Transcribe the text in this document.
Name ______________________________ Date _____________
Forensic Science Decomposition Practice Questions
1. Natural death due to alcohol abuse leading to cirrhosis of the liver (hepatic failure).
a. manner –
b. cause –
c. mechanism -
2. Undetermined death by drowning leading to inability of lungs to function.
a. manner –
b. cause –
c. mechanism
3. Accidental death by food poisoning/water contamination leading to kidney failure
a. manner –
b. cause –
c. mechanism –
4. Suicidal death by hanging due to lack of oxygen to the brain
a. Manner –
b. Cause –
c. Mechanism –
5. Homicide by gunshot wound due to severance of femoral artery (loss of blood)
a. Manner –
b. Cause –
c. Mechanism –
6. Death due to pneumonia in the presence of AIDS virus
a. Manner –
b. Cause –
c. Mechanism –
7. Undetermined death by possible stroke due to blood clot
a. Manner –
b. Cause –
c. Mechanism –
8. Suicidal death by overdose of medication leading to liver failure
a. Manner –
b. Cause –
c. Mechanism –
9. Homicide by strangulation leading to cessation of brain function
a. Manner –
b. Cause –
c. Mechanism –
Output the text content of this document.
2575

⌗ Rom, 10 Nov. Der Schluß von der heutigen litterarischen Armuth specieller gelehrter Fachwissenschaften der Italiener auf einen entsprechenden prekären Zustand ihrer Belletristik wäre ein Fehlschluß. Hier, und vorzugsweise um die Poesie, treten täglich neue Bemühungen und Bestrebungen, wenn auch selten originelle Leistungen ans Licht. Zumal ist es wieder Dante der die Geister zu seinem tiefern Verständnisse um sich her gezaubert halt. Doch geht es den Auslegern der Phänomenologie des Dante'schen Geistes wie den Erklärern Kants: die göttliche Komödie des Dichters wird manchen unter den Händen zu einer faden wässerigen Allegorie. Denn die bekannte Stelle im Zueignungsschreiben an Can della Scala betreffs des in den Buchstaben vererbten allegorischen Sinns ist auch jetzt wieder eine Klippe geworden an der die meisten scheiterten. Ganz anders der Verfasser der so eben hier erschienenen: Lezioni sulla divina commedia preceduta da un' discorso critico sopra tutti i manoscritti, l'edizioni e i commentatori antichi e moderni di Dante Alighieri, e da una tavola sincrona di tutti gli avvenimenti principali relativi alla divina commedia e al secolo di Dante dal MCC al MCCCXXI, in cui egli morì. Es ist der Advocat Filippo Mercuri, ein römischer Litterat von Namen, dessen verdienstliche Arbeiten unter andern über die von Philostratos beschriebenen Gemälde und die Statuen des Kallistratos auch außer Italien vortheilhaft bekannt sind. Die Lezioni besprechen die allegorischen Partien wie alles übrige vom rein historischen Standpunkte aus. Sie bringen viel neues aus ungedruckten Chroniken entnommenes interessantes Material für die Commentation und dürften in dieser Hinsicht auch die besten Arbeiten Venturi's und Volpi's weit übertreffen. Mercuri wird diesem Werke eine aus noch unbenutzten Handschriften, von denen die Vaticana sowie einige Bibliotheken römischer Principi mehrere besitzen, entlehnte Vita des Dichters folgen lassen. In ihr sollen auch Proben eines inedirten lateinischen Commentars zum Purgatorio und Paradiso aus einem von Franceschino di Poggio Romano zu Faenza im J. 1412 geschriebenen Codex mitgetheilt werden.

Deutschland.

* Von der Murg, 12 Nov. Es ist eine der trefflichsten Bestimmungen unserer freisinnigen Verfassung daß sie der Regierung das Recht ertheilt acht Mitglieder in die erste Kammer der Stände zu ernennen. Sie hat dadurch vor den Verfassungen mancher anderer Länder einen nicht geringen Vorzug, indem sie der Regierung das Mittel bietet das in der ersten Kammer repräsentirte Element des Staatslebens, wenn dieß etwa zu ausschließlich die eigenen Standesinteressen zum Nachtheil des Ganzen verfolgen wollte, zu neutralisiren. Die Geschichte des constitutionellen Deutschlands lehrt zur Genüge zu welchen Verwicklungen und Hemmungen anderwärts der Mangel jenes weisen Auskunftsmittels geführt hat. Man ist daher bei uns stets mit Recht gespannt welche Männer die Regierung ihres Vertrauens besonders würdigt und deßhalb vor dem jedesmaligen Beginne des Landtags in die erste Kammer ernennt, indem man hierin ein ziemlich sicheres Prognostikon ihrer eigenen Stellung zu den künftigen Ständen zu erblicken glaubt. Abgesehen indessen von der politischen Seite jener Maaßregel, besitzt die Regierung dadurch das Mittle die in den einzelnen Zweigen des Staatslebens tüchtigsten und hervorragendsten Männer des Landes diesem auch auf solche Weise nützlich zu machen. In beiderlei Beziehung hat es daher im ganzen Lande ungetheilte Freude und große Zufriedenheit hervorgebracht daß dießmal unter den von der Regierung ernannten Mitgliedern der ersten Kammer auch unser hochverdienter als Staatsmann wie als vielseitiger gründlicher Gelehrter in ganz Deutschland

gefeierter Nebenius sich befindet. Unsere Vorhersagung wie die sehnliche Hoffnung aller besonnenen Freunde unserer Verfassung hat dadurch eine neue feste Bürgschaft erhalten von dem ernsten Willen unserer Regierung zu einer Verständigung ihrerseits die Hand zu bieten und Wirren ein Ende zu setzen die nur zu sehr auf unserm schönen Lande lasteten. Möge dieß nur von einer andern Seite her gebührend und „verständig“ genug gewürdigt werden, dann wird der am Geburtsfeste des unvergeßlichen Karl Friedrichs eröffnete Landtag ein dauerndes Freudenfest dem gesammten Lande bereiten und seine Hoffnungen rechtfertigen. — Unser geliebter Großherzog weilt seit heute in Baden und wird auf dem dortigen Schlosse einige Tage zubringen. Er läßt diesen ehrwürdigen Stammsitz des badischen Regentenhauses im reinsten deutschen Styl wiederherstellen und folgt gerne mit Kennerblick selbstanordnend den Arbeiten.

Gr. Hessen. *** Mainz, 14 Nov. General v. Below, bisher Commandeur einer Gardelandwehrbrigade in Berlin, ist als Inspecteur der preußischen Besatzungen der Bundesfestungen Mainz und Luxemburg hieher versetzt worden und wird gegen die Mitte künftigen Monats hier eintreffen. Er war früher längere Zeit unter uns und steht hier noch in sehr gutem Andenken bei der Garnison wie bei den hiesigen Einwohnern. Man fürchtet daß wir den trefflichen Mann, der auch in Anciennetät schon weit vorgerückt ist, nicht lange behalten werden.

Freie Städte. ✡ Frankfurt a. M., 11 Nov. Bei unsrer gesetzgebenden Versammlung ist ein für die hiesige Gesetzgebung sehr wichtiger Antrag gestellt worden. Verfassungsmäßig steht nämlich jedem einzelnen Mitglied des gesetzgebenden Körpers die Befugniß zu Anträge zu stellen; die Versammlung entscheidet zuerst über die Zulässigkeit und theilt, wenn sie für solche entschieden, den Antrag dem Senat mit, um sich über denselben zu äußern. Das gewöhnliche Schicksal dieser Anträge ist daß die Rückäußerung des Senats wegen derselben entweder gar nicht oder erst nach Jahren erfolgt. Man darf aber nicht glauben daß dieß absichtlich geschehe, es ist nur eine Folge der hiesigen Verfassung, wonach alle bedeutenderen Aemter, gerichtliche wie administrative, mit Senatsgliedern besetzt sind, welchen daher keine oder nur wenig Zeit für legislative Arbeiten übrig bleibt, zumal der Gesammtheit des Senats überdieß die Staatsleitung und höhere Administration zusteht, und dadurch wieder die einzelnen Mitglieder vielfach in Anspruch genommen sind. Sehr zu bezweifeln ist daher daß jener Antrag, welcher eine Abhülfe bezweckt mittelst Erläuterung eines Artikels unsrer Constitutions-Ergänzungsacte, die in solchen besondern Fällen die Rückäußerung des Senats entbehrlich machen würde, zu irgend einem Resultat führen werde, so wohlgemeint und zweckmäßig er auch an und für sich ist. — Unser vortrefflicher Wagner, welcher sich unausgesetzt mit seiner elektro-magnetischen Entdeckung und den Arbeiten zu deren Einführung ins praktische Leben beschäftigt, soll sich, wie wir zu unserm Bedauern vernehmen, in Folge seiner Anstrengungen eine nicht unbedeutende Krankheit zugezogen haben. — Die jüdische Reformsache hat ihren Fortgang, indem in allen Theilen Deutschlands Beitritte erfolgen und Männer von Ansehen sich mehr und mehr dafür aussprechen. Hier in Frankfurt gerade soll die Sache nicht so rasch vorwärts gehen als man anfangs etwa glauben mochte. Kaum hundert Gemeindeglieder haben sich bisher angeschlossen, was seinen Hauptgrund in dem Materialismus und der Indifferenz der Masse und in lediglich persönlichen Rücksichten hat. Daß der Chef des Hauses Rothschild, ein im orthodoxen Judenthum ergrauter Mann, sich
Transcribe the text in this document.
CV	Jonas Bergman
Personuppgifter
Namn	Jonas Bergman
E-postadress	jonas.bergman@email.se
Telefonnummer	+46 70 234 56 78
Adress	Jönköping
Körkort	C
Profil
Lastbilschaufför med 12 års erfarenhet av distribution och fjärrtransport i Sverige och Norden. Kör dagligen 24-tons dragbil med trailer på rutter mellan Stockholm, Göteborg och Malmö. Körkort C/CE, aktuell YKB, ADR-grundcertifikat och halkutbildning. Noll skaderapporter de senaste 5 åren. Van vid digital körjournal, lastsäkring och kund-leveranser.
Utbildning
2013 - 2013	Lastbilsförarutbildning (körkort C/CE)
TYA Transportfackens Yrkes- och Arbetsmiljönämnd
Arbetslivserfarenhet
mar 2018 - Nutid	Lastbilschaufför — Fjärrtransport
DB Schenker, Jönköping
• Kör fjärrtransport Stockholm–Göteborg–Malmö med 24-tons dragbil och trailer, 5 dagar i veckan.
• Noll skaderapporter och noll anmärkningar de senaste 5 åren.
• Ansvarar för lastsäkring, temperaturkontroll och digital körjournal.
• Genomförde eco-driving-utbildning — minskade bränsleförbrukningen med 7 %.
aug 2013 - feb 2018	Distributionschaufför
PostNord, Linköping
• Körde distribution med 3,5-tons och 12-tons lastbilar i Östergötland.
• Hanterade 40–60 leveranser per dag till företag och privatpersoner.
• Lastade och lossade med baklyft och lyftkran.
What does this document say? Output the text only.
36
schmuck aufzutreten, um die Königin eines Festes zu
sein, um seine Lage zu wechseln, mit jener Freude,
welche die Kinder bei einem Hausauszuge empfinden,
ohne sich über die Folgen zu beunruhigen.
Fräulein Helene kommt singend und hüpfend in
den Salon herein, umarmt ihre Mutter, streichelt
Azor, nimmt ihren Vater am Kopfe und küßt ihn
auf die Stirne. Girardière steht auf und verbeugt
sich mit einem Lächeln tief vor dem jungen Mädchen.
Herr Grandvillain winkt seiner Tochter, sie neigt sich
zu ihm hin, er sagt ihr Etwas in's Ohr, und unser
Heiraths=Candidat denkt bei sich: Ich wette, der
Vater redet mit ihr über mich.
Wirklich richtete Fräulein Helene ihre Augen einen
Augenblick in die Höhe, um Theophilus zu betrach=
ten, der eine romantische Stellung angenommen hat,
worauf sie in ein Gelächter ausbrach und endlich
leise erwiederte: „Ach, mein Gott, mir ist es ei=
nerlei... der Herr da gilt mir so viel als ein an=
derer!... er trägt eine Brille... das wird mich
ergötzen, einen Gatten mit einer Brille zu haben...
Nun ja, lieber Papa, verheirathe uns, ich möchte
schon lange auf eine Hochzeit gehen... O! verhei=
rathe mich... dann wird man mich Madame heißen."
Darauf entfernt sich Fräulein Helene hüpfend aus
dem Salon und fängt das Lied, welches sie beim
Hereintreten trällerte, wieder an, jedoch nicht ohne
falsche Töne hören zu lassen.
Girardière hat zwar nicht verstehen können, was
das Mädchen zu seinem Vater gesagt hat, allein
_ _ _ _ _ _ _
● TASK ITEM
For this exercise, reproduce exactly each line from the one containing "What does this" through the last line of the data, and no others.

● ANSWER TO THE EXERCISE
What does this document say? Output the text only.
36
schmuck aufzutreten, um die Königin eines Festes zu
sein, um seine Lage zu wechseln, mit jener Freude,
welche die Kinder bei einem Hausauszuge empfinden,
ohne sich über die Folgen zu beunruhigen.
Fräulein Helene kommt singend und hüpfend in
den Salon herein, umarmt ihre Mutter, streichelt
Azor, nimmt ihren Vater am Kopfe und küßt ihn
auf die Stirne. Girardière steht auf und verbeugt
sich mit einem Lächeln tief vor dem jungen Mädchen.
Herr Grandvillain winkt seiner Tochter, sie neigt sich
zu ihm hin, er sagt ihr Etwas in's Ohr, und unser
Heiraths=Candidat denkt bei sich: Ich wette, der
Vater redet mit ihr über mich.
Wirklich richtete Fräulein Helene ihre Augen einen
Augenblick in die Höhe, um Theophilus zu betrach=
ten, der eine romantische Stellung angenommen hat,
worauf sie in ein Gelächter ausbrach und endlich
leise erwiederte: „Ach, mein Gott, mir ist es ei=
nerlei... der Herr da gilt mir so viel als ein an=
derer!... er trägt eine Brille... das wird mich
ergötzen, einen Gatten mit einer Brille zu haben...
Nun ja, lieber Papa, verheirathe uns, ich möchte
schon lange auf eine Hochzeit gehen... O! verhei=
rathe mich... dann wird man mich Madame heißen."
Darauf entfernt sich Fräulein Helene hüpfend aus
dem Salon und fängt das Lied, welches sie beim
Hereintreten trällerte, wieder an, jedoch nicht ohne
falsche Töne hören zu lassen.
Girardière hat zwar nicht verstehen können, was
das Mädchen zu seinem Vater gesagt hat, allein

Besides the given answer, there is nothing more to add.